(Data records)
□ □ □

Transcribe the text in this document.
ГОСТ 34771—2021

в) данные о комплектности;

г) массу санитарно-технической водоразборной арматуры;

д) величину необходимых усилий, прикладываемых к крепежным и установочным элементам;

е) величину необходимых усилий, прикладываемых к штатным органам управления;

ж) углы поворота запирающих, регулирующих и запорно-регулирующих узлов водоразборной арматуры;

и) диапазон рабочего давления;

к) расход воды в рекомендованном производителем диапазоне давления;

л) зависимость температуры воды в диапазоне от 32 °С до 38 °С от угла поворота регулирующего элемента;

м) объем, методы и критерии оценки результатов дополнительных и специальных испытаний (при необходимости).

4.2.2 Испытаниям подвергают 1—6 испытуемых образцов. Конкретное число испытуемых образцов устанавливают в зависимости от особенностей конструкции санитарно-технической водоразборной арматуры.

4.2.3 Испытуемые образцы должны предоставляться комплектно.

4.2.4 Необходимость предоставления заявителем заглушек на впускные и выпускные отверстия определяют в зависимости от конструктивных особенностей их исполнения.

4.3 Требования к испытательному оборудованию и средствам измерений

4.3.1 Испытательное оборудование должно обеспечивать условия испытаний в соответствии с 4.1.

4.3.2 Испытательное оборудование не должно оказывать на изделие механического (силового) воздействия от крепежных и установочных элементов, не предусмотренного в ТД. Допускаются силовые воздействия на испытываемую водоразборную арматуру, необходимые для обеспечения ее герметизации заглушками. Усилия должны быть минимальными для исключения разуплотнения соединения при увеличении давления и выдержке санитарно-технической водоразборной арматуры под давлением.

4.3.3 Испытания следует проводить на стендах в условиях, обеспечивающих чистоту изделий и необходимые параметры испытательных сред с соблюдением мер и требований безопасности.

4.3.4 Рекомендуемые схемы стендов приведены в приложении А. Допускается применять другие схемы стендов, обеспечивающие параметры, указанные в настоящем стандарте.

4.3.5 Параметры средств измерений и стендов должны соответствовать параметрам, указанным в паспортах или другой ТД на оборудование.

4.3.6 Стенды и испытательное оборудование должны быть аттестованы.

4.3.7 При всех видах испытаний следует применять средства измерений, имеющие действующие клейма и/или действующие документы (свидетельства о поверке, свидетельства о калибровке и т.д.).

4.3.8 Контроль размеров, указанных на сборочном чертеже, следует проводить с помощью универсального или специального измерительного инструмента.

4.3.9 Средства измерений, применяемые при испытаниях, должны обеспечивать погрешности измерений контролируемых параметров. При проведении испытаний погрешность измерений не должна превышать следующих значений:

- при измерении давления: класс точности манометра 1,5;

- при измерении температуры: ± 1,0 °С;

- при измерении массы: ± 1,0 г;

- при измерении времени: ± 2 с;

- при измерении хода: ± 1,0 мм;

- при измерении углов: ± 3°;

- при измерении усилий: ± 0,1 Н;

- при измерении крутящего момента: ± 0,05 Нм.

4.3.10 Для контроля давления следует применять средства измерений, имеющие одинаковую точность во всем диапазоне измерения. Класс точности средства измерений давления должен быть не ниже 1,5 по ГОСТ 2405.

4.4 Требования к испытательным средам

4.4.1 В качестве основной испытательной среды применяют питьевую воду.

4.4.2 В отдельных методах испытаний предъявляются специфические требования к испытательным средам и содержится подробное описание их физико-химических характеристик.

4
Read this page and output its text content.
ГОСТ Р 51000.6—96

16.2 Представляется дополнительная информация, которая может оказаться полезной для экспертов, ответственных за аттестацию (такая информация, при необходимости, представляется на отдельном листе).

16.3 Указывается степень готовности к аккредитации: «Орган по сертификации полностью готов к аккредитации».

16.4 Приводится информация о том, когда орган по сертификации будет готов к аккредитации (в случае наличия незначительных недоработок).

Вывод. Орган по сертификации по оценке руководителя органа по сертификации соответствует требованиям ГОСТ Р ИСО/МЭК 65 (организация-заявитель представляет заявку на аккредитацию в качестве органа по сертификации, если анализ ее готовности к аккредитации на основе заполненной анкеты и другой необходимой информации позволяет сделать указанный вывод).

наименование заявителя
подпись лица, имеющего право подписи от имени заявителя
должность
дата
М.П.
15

□ □ □

Task objective: Transcribe the records above exactly as they appear.

Result for this exercise:
Transcribe the text in this document.
ГОСТ 34771—2021

в) данные о комплектности;

г) массу санитарно-технической водоразборной арматуры;

д) величину необходимых усилий, прикладываемых к крепежным и установочным элементам;

е) величину необходимых усилий, прикладываемых к штатным органам управления;

ж) углы поворота запирающих, регулирующих и запорно-регулирующих узлов водоразборной арматуры;

и) диапазон рабочего давления;

к) расход воды в рекомендованном производителем диапазоне давления;

л) зависимость температуры воды в диапазоне от 32 °С до 38 °С от угла поворота регулирующего элемента;

м) объем, методы и критерии оценки результатов дополнительных и специальных испытаний (при необходимости).

4.2.2 Испытаниям подвергают 1—6 испытуемых образцов. Конкретное число испытуемых образцов устанавливают в зависимости от особенностей конструкции санитарно-технической водоразборной арматуры.

4.2.3 Испытуемые образцы должны предоставляться комплектно.

4.2.4 Необходимость предоставления заявителем заглушек на впускные и выпускные отверстия определяют в зависимости от конструктивных особенностей их исполнения.

4.3 Требования к испытательному оборудованию и средствам измерений

4.3.1 Испытательное оборудование должно обеспечивать условия испытаний в соответствии с 4.1.

4.3.2 Испытательное оборудование не должно оказывать на изделие механического (силового) воздействия от крепежных и установочных элементов, не предусмотренного в ТД. Допускаются силовые воздействия на испытываемую водоразборную арматуру, необходимые для обеспечения ее герметизации заглушками. Усилия должны быть минимальными для исключения разуплотнения соединения при увеличении давления и выдержке санитарно-технической водоразборной арматуры под давлением.

4.3.3 Испытания следует проводить на стендах в условиях, обеспечивающих чистоту изделий и необходимые параметры испытательных сред с соблюдением мер и требований безопасности.

4.3.4 Рекомендуемые схемы стендов приведены в приложении А. Допускается применять другие схемы стендов, обеспечивающие параметры, указанные в настоящем стандарте.

4.3.5 Параметры средств измерений и стендов должны соответствовать параметрам, указанным в паспортах или другой ТД на оборудование.

4.3.6 Стенды и испытательное оборудование должны быть аттестованы.

4.3.7 При всех видах испытаний следует применять средства измерений, имеющие действующие клейма и/или действующие документы (свидетельства о поверке, свидетельства о калибровке и т.д.).

4.3.8 Контроль размеров, указанных на сборочном чертеже, следует проводить с помощью универсального или специального измерительного инструмента.

4.3.9 Средства измерений, применяемые при испытаниях, должны обеспечивать погрешности измерений контролируемых параметров. При проведении испытаний погрешность измерений не должна превышать следующих значений:

- при измерении давления: класс точности манометра 1,5;

- при измерении температуры: ± 1,0 °С;

- при измерении массы: ± 1,0 г;

- при измерении времени: ± 2 с;

- при измерении хода: ± 1,0 мм;

- при измерении углов: ± 3°;

- при измерении усилий: ± 0,1 Н;

- при измерении крутящего момента: ± 0,05 Нм.

4.3.10 Для контроля давления следует применять средства измерений, имеющие одинаковую точность во всем диапазоне измерения. Класс точности средства измерений давления должен быть не ниже 1,5 по ГОСТ 2405.

4.4 Требования к испытательным средам

4.4.1 В качестве основной испытательной среды применяют питьевую воду.

4.4.2 В отдельных методах испытаний предъявляются специфические требования к испытательным средам и содержится подробное описание их физико-химических характеристик.

4
Read this page and output its text content.
ГОСТ Р 51000.6—96

16.2 Представляется дополнительная информация, которая может оказаться полезной для экспертов, ответственных за аттестацию (такая информация, при необходимости, представляется на отдельном листе).

16.3 Указывается степень готовности к аккредитации: «Орган по сертификации полностью готов к аккредитации».

16.4 Приводится информация о том, когда орган по сертификации будет готов к аккредитации (в случае наличия незначительных недоработок).

Вывод. Орган по сертификации по оценке руководителя органа по сертификации соответствует требованиям ГОСТ Р ИСО/МЭК 65 (организация-заявитель представляет заявку на аккредитацию в качестве органа по сертификации, если анализ ее готовности к аккредитации на основе заполненной анкеты и другой необходимой информации позволяет сделать указанный вывод).

наименование заявителя
подпись лица, имеющего право подписи от имени заявителя
должность
дата
М.П.
15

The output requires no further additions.